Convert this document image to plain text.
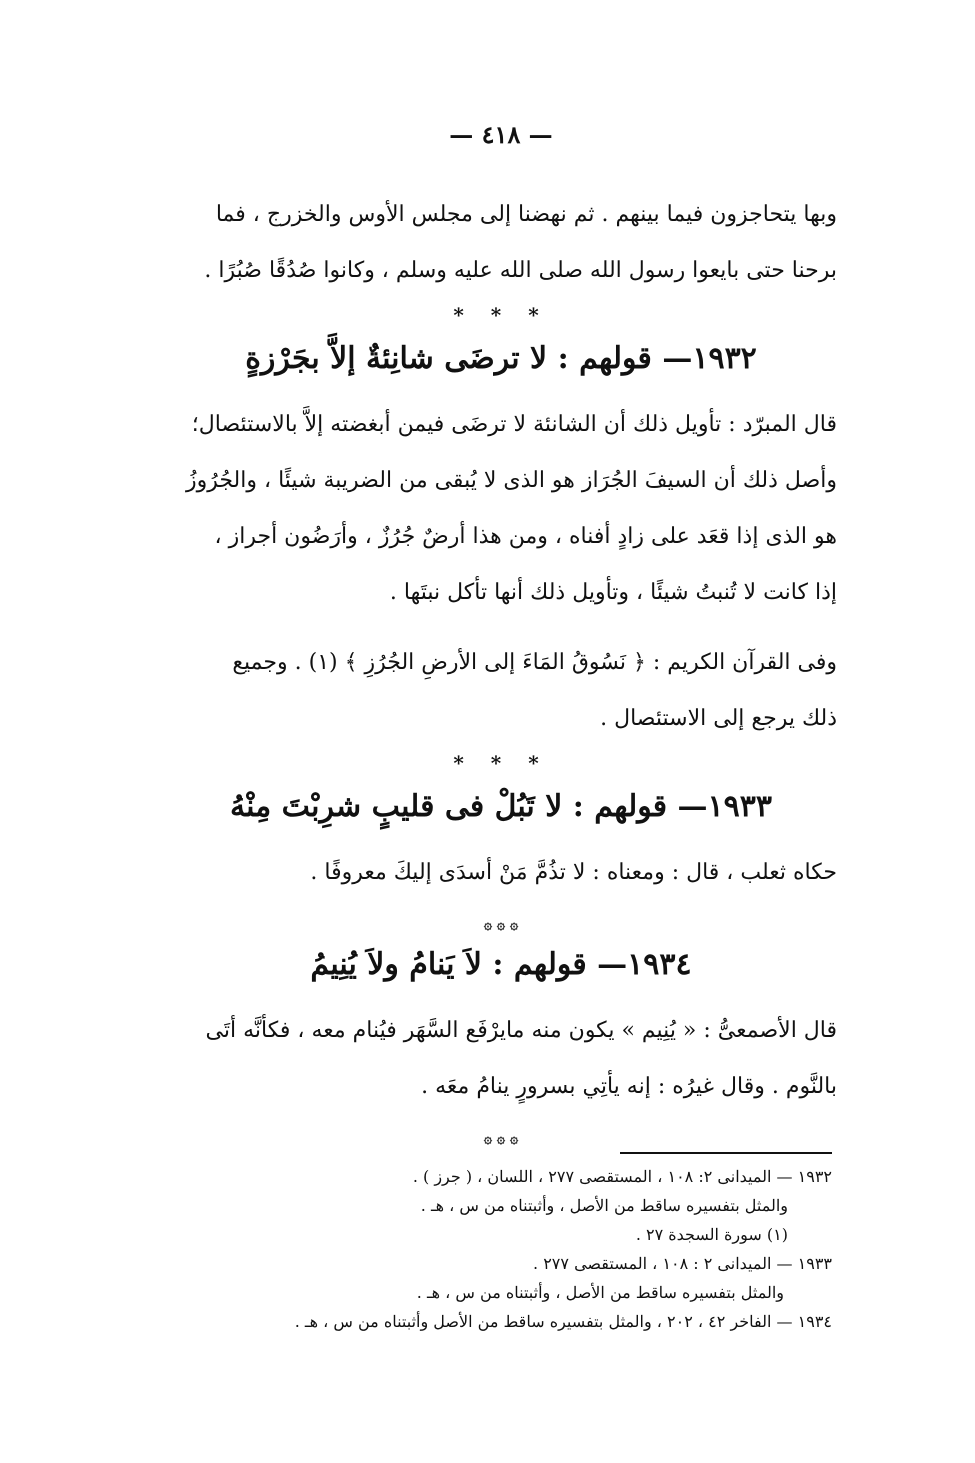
— ٤١٨ —

وبها يتحاجزون فيما بينهم . ثم نهضنا إلى مجلس الأوس والخزرج ، فما

برحنا حتى بايعوا رسول الله صلى الله عليه وسلم ، وكانوا صُدُقًا صُبُرًا .

* * *
١٩٣٢— قولهم : لا ترضَى شانِئةٌ إلاَّ بجَرْزةٍ

قال المبرّد : تأويل ذلك أن الشانئة لا ترضَى فيمن أبغضته إلاَّ بالاستئصال؛

وأصل ذلك أن السيفَ الجُرَاز هو الذى لا يُبقى من الضريبة شيئًا ، والجُرُوزُ

هو الذى إذا قعَد على زادٍ أفناه ، ومن هذا أرضٌ جُرُزٌ ، وأرَضُون أجراز ،

إذا كانت لا تُنبتُ شيئًا ، وتأويل ذلك أنها تأكل نبتَها .

وفى القرآن الكريم : ﴿ نَسُوقُ المَاءَ إلى الأرضِ الجُرُزِ ﴾ (١) . وجميع

ذلك يرجع إلى الاستئصال .

* * *
١٩٣٣— قولهم : لا تَبُلْ فى قليبٍ شرِبْتَ مِنْهُ

حكاه ثعلب ، قال : ومعناه : لا تذُمَّ مَنْ أسدَى إليكَ معروفًا .

۞ ۞ ۞
١٩٣٤— قولهم : لاَ يَنامُ ولاَ يُنِيمُ

قال الأصمعىُّ : « يُنِيم » يكون منه مايرْفَع السَّهَر فيُنام معه ، فكأنَّه أتَى

بالنَّوم . وقال غيرُه : إنه يأتِي بسرورٍ ينامُ معَه .

۞ ۞ ۞

١٩٣٢ — الميدانى ٢: ١٠٨ ، المستقصى ٢٧٧ ، اللسان ، ( جرز ) .

والمثل بتفسيره ساقط من الأصل ، وأثبتناه من س ، هـ .

(١) سورة السجدة ٢٧ .

١٩٣٣ — الميدانى ٢ : ١٠٨ ، المستقصى ٢٧٧ .

والمثل بتفسيره ساقط من الأصل ، وأثبتناه من س ، هـ .

١٩٣٤ — الفاخر ٤٢ ، ٢٠٢ ، والمثل بتفسيره ساقط من الأصل وأثبتناه من س ، هـ .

----------

#### [Stated exercise]
All entries must be written out again exactly as given, with no pictures in the copy.

#### [The answer]
Convert this document image to plain text.
— ٤١٨ —

وبها يتحاجزون فيما بينهم . ثم نهضنا إلى مجلس الأوس والخزرج ، فما

برحنا حتى بايعوا رسول الله صلى الله عليه وسلم ، وكانوا صُدُقًا صُبُرًا .

* * *
١٩٣٢— قولهم : لا ترضَى شانِئةٌ إلاَّ بجَرْزةٍ

قال المبرّد : تأويل ذلك أن الشانئة لا ترضَى فيمن أبغضته إلاَّ بالاستئصال؛

وأصل ذلك أن السيفَ الجُرَاز هو الذى لا يُبقى من الضريبة شيئًا ، والجُرُوزُ

هو الذى إذا قعَد على زادٍ أفناه ، ومن هذا أرضٌ جُرُزٌ ، وأرَضُون أجراز ،

إذا كانت لا تُنبتُ شيئًا ، وتأويل ذلك أنها تأكل نبتَها .

وفى القرآن الكريم : ﴿ نَسُوقُ المَاءَ إلى الأرضِ الجُرُزِ ﴾ (١) . وجميع

ذلك يرجع إلى الاستئصال .

* * *
١٩٣٣— قولهم : لا تَبُلْ فى قليبٍ شرِبْتَ مِنْهُ

حكاه ثعلب ، قال : ومعناه : لا تذُمَّ مَنْ أسدَى إليكَ معروفًا .

۞ ۞ ۞
١٩٣٤— قولهم : لاَ يَنامُ ولاَ يُنِيمُ

قال الأصمعىُّ : « يُنِيم » يكون منه مايرْفَع السَّهَر فيُنام معه ، فكأنَّه أتَى

بالنَّوم . وقال غيرُه : إنه يأتِي بسرورٍ ينامُ معَه .

۞ ۞ ۞

١٩٣٢ — الميدانى ٢: ١٠٨ ، المستقصى ٢٧٧ ، اللسان ، ( جرز ) .

والمثل بتفسيره ساقط من الأصل ، وأثبتناه من س ، هـ .

(١) سورة السجدة ٢٧ .

١٩٣٣ — الميدانى ٢ : ١٠٨ ، المستقصى ٢٧٧ .

والمثل بتفسيره ساقط من الأصل ، وأثبتناه من س ، هـ .

١٩٣٤ — الفاخر ٤٢ ، ٢٠٢ ، والمثل بتفسيره ساقط من الأصل وأثبتناه من س ، هـ .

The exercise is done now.